Among the entries below, find the lines with "filter" and copy them.
----- Supplied material
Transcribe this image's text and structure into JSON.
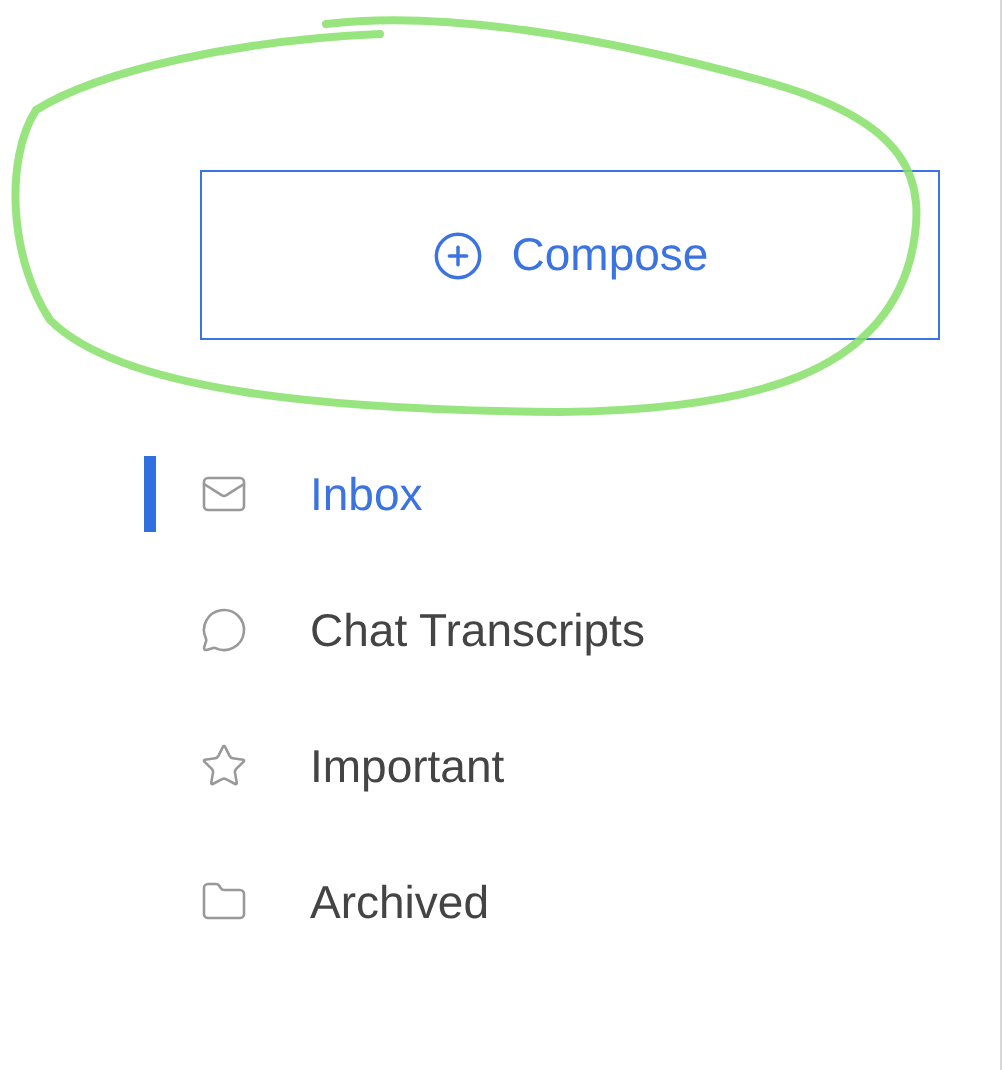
{
  "compose_button": {
    "label": "Compose"
  },
  "nav": [
    {
      "label": "Inbox",
      "selected": true
    },
    {
      "label": "Chat Transcripts",
      "selected": false
    },
    {
      "label": "Important",
      "selected": false
    },
    {
      "label": "Archived",
      "selected": false
    }
  ]
}
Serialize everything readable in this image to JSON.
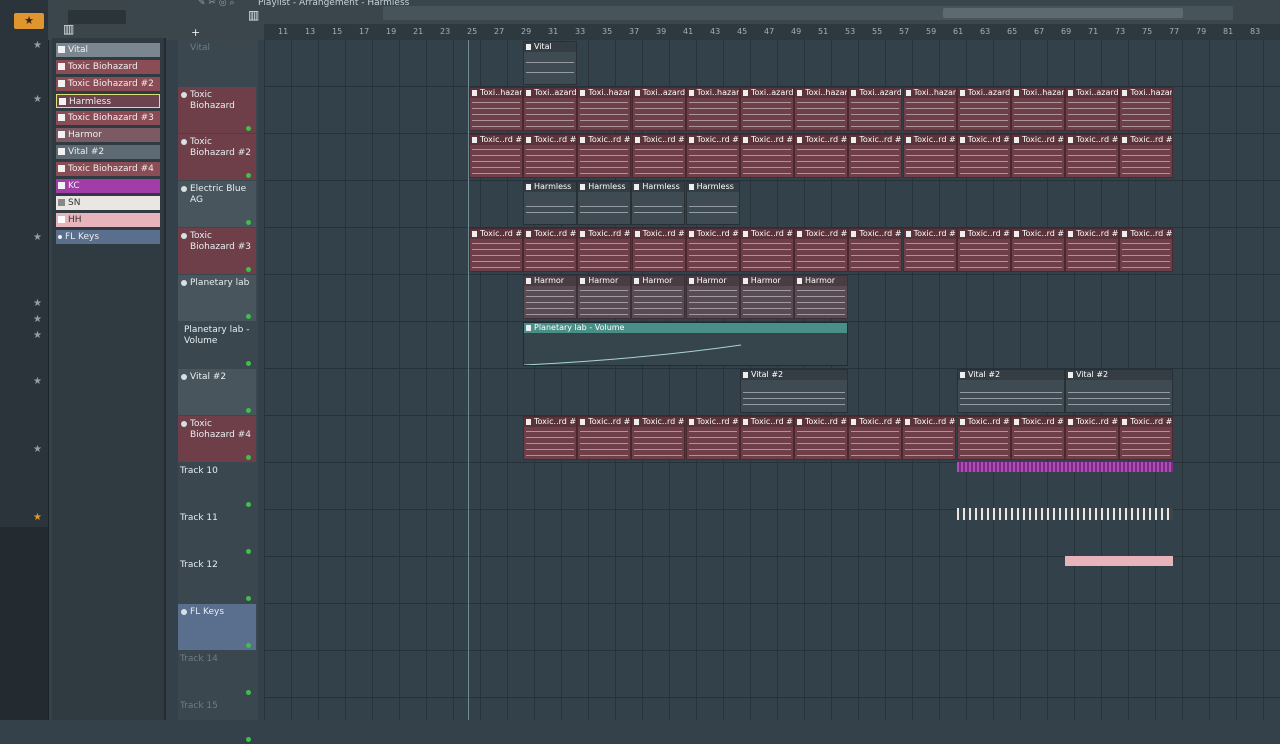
{
  "toolbar": {
    "breadcrumb": "Playlist - Arrangement - Harmless"
  },
  "ruler": {
    "numbers": [
      "11",
      "13",
      "15",
      "17",
      "19",
      "21",
      "23",
      "25",
      "27",
      "29",
      "31",
      "33",
      "35",
      "37",
      "39",
      "41",
      "43",
      "45",
      "47",
      "49",
      "51",
      "53",
      "55",
      "57",
      "59",
      "61",
      "63",
      "65",
      "67",
      "69",
      "71",
      "73",
      "75",
      "77",
      "79",
      "81",
      "83"
    ]
  },
  "picker": {
    "items": [
      {
        "label": "Vital",
        "color": "#7a8791"
      },
      {
        "label": "Toxic Biohazard",
        "color": "#8a4c55"
      },
      {
        "label": "Toxic Biohazard #2",
        "color": "#8a4c55"
      },
      {
        "label": "Harmless",
        "color": "#6b4450"
      },
      {
        "label": "Toxic Biohazard #3",
        "color": "#8a4c55"
      },
      {
        "label": "Harmor",
        "color": "#7b5a63"
      },
      {
        "label": "Vital #2",
        "color": "#5d6a73"
      },
      {
        "label": "Toxic Biohazard #4",
        "color": "#8a4c55"
      },
      {
        "label": "KC",
        "color": "#a13ca8"
      },
      {
        "label": "SN",
        "color": "#e9e6e3"
      },
      {
        "label": "HH",
        "color": "#e8b4bc"
      },
      {
        "label": "FL Keys",
        "color": "#5a6e8e"
      }
    ]
  },
  "tracks": [
    {
      "name": "Vital"
    },
    {
      "name": "Toxic Biohazard"
    },
    {
      "name": "Toxic Biohazard #2"
    },
    {
      "name": "Electric Blue AG"
    },
    {
      "name": "Toxic Biohazard #3"
    },
    {
      "name": "Planetary lab"
    },
    {
      "name": "Planetary lab - Volume"
    },
    {
      "name": "Vital #2"
    },
    {
      "name": "Toxic Biohazard #4"
    },
    {
      "name": "Track 10"
    },
    {
      "name": "Track 11"
    },
    {
      "name": "Track 12"
    },
    {
      "name": "FL Keys"
    },
    {
      "name": "Track 14"
    },
    {
      "name": "Track 15"
    }
  ],
  "clips": {
    "vital": "Vital",
    "tb1": "Toxi..hazard",
    "tb1b": "Toxi..azard",
    "tb2": "Toxic..rd #2",
    "harmless": "Harmless",
    "tb3": "Toxic..rd #3",
    "harmor": "Harmor",
    "auto": "Planetary lab - Volume",
    "vital2": "Vital #2",
    "tb4": "Toxic..rd #4"
  },
  "colors": {
    "clip_red": "#6e3f49",
    "clip_gray": "#5a6670",
    "auto_green": "#4a8f87",
    "kc": "#a13ca8",
    "hh": "#e8b4bc"
  }
}
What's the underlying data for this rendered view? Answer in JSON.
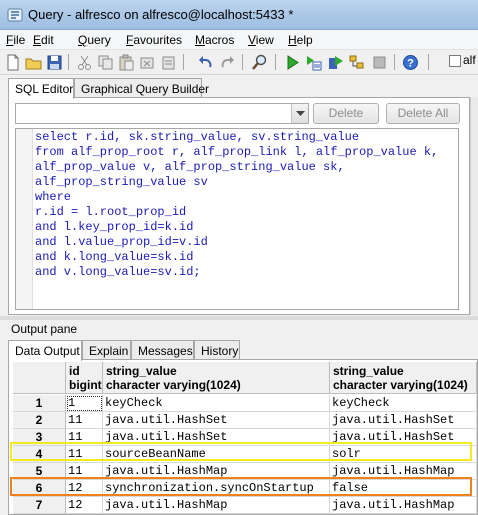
{
  "window": {
    "title": "Query - alfresco on alfresco@localhost:5433 *"
  },
  "menu": [
    {
      "accel": "F",
      "rest": "ile"
    },
    {
      "accel": "E",
      "rest": "dit"
    },
    {
      "accel": "Q",
      "rest": "uery"
    },
    {
      "accel": "F",
      "rest": "avourites"
    },
    {
      "accel": "M",
      "rest": "acros"
    },
    {
      "accel": "V",
      "rest": "iew"
    },
    {
      "accel": "H",
      "rest": "elp"
    }
  ],
  "toolbar": {
    "icons": [
      "new-file-icon",
      "open-folder-icon",
      "save-icon",
      "cut-icon",
      "copy-icon",
      "paste-icon",
      "clear-icon",
      "undo-icon",
      "redo-icon",
      "find-icon",
      "execute-icon",
      "execute-pgscript-icon",
      "execute-to-file-icon",
      "explain-icon",
      "stop-icon",
      "history-icon"
    ],
    "right_checkbox_label": "alf"
  },
  "editor": {
    "tabs": [
      "SQL Editor",
      "Graphical Query Builder"
    ],
    "delete_label": "Delete",
    "delete_all_label": "Delete All",
    "sql_lines": [
      "select r.id, sk.string_value, sv.string_value",
      "from alf_prop_root r, alf_prop_link l, alf_prop_value k,",
      "alf_prop_value v, alf_prop_string_value sk,",
      "alf_prop_string_value sv",
      "where",
      "r.id = l.root_prop_id",
      "and l.key_prop_id=k.id",
      "and l.value_prop_id=v.id",
      "and k.long_value=sk.id",
      "and v.long_value=sv.id;"
    ]
  },
  "output": {
    "pane_label": "Output pane",
    "tabs": [
      "Data Output",
      "Explain",
      "Messages",
      "History"
    ],
    "columns": [
      {
        "name": "id",
        "type": "bigint"
      },
      {
        "name": "string_value",
        "type": "character varying(1024)"
      },
      {
        "name": "string_value",
        "type": "character varying(1024)"
      }
    ],
    "rows": [
      {
        "num": "1",
        "id": "1",
        "key": "keyCheck",
        "value": "keyCheck"
      },
      {
        "num": "2",
        "id": "11",
        "key": "java.util.HashSet",
        "value": "java.util.HashSet"
      },
      {
        "num": "3",
        "id": "11",
        "key": "java.util.HashSet",
        "value": "java.util.HashSet"
      },
      {
        "num": "4",
        "id": "11",
        "key": "sourceBeanName",
        "value": "solr"
      },
      {
        "num": "5",
        "id": "11",
        "key": "java.util.HashMap",
        "value": "java.util.HashMap"
      },
      {
        "num": "6",
        "id": "12",
        "key": "synchronization.syncOnStartup",
        "value": "false"
      },
      {
        "num": "7",
        "id": "12",
        "key": "java.util.HashMap",
        "value": "java.util.HashMap"
      }
    ],
    "highlight_colors": {
      "row_4": "#f5ea1f",
      "row_6": "#f0821e"
    }
  }
}
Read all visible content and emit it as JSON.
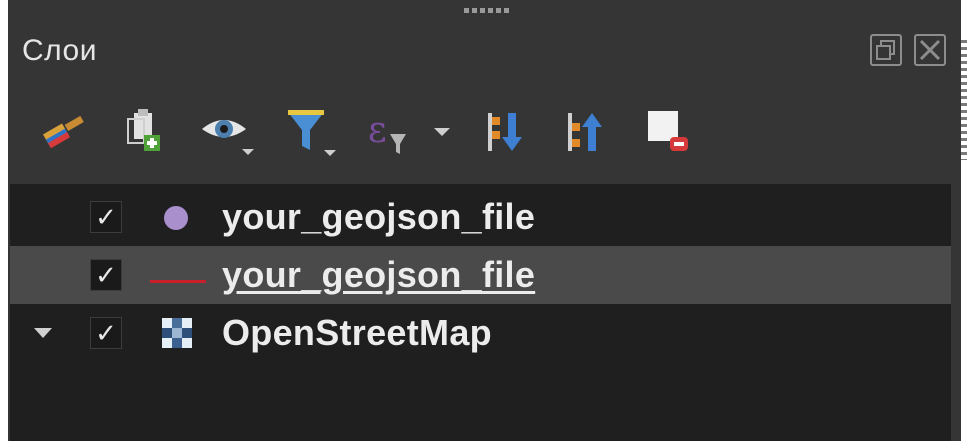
{
  "panel": {
    "title": "Слои",
    "float_icon": "restore-window-icon",
    "close_icon": "close-window-icon"
  },
  "toolbar": {
    "items": [
      {
        "name": "style-brush-icon"
      },
      {
        "name": "add-group-icon"
      },
      {
        "name": "visibility-eye-icon"
      },
      {
        "name": "filter-funnel-icon"
      },
      {
        "name": "filter-expression-icon"
      },
      {
        "name": "expand-all-icon"
      },
      {
        "name": "collapse-all-icon"
      },
      {
        "name": "remove-layer-icon"
      }
    ]
  },
  "layers": [
    {
      "label": "your_geojson_file",
      "checked": "✓",
      "symbol": "point",
      "color": "#a98fcb",
      "selected": false
    },
    {
      "label": "your_geojson_file",
      "checked": "✓",
      "symbol": "line",
      "color": "#c8202a",
      "selected": true
    },
    {
      "label": "OpenStreetMap",
      "checked": "✓",
      "symbol": "raster",
      "selected": false,
      "expandable": true
    }
  ],
  "colors": {
    "panel_bg": "#353535",
    "tree_bg": "#1f1f1f",
    "selected_bg": "#4a4a4a",
    "text": "#ececec"
  }
}
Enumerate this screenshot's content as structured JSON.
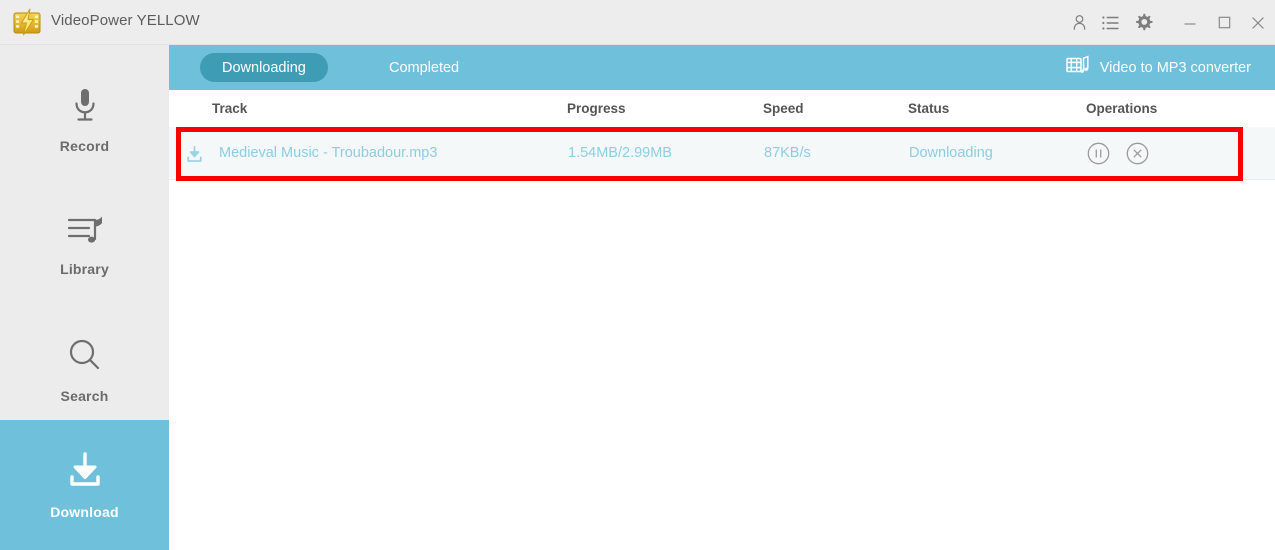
{
  "window": {
    "title": "VideoPower YELLOW",
    "logo_icon": "videopower-logo-icon",
    "titlebar_icons": [
      {
        "name": "account-icon",
        "glyph": "user"
      },
      {
        "name": "list-icon",
        "glyph": "list"
      },
      {
        "name": "settings-gear-icon",
        "glyph": "gear"
      }
    ],
    "controls": [
      {
        "name": "minimize-button",
        "glyph": "minimize"
      },
      {
        "name": "maximize-button",
        "glyph": "maximize"
      },
      {
        "name": "close-button",
        "glyph": "close"
      }
    ]
  },
  "colors": {
    "accent": "#6fc0da",
    "accent_dark": "#3f9cb5",
    "sidebar_bg": "#ececec",
    "row_bg": "#f4f8f9",
    "row_text": "#8ecde3",
    "highlight_box": "#fb0000",
    "titlebar_bg": "#ededed"
  },
  "sidebar": {
    "items": [
      {
        "id": "record",
        "label": "Record",
        "icon": "microphone-icon",
        "active": false
      },
      {
        "id": "library",
        "label": "Library",
        "icon": "playlist-music-icon",
        "active": false
      },
      {
        "id": "search",
        "label": "Search",
        "icon": "magnifier-icon",
        "active": false
      },
      {
        "id": "download",
        "label": "Download",
        "icon": "download-arrow-icon",
        "active": true
      }
    ]
  },
  "tabs": [
    {
      "id": "downloading",
      "label": "Downloading",
      "active": true
    },
    {
      "id": "completed",
      "label": "Completed",
      "active": false
    }
  ],
  "converter": {
    "label": "Video to MP3 converter",
    "icon": "video-to-mp3-icon"
  },
  "table": {
    "columns": [
      {
        "id": "track",
        "label": "Track"
      },
      {
        "id": "progress",
        "label": "Progress"
      },
      {
        "id": "speed",
        "label": "Speed"
      },
      {
        "id": "status",
        "label": "Status"
      },
      {
        "id": "operations",
        "label": "Operations"
      }
    ],
    "rows": [
      {
        "track": "Medieval Music - Troubadour.mp3",
        "progress": "1.54MB/2.99MB",
        "speed": "87KB/s",
        "status": "Downloading",
        "track_icon": "download-item-icon",
        "operations": [
          {
            "name": "pause-button",
            "icon": "pause-circle-icon"
          },
          {
            "name": "cancel-button",
            "icon": "close-circle-icon"
          }
        ]
      }
    ]
  }
}
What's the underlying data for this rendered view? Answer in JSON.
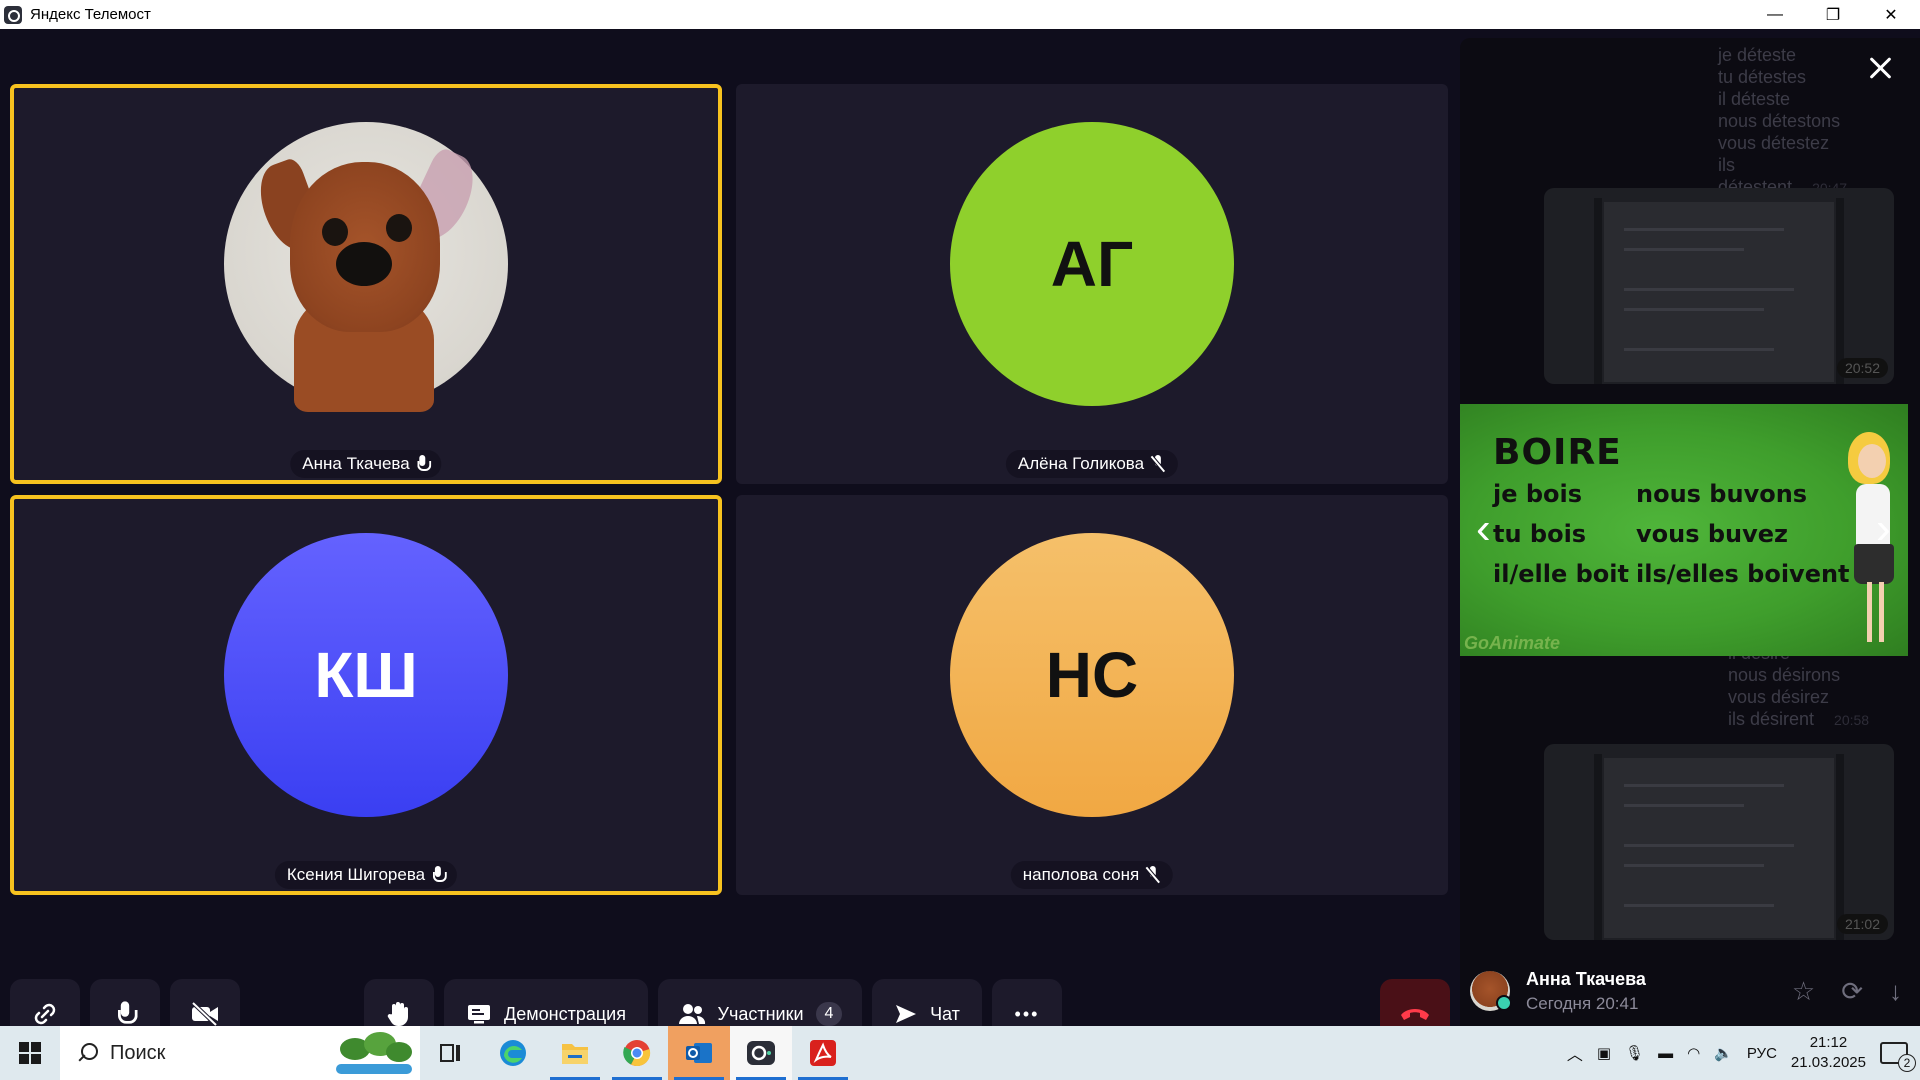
{
  "window": {
    "title": "Яндекс Телемост",
    "minimize": "—",
    "restore": "❐",
    "close": "✕"
  },
  "participants": [
    {
      "name": "Анна Ткачева",
      "initials": "",
      "mic": "on",
      "speaking": true,
      "avatar_type": "photo"
    },
    {
      "name": "Алёна Голикова",
      "initials": "АГ",
      "mic": "off",
      "speaking": false,
      "avatar_color": "#8fd02c"
    },
    {
      "name": "Ксения Шигорева",
      "initials": "КШ",
      "mic": "on",
      "speaking": true,
      "avatar_color": "#4a4cf5"
    },
    {
      "name": "наполова соня",
      "initials": "НС",
      "mic": "off",
      "speaking": false,
      "avatar_color": "#f3b04f"
    }
  ],
  "controls": {
    "link_icon": "link-icon",
    "demo_label": "Демонстрация",
    "participants_label": "Участники",
    "participants_count": "4",
    "chat_label": "Чат",
    "more_label": "•••"
  },
  "chat": {
    "messages": [
      {
        "type": "text",
        "lines": [
          "je déteste",
          "tu détestes",
          "il déteste",
          "nous détestons",
          "vous détestez",
          "ils détestent"
        ],
        "time": "20:47"
      },
      {
        "type": "screenshot",
        "time": "20:52"
      },
      {
        "type": "text",
        "lines": [
          "il désire",
          "nous désirons",
          "vous désirez",
          "ils désirent"
        ],
        "time": "20:58"
      },
      {
        "type": "screenshot",
        "time": "21:02"
      }
    ],
    "video": {
      "title": "BOIRE",
      "left_col": [
        "je bois",
        "tu bois",
        "il/elle boit"
      ],
      "right_col": [
        "nous buvons",
        "vous buvez",
        "ils/elles boivent"
      ],
      "logo": "GoAnimate"
    },
    "footer": {
      "author": "Анна Ткачева",
      "when": "Сегодня 20:41"
    }
  },
  "taskbar": {
    "search_label": "Поиск",
    "lang": "РУС",
    "time": "21:12",
    "date": "21.03.2025",
    "notifications": "2"
  },
  "colors": {
    "speaking_border": "#f7c21f",
    "tile_bg": "#1d1a2b",
    "stage_bg": "#0f0d1c",
    "end_call": "#4a1017"
  }
}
----------
Worked answer:
        "name": "filter-funnel-icon"
        "name": "filter-expression-icon"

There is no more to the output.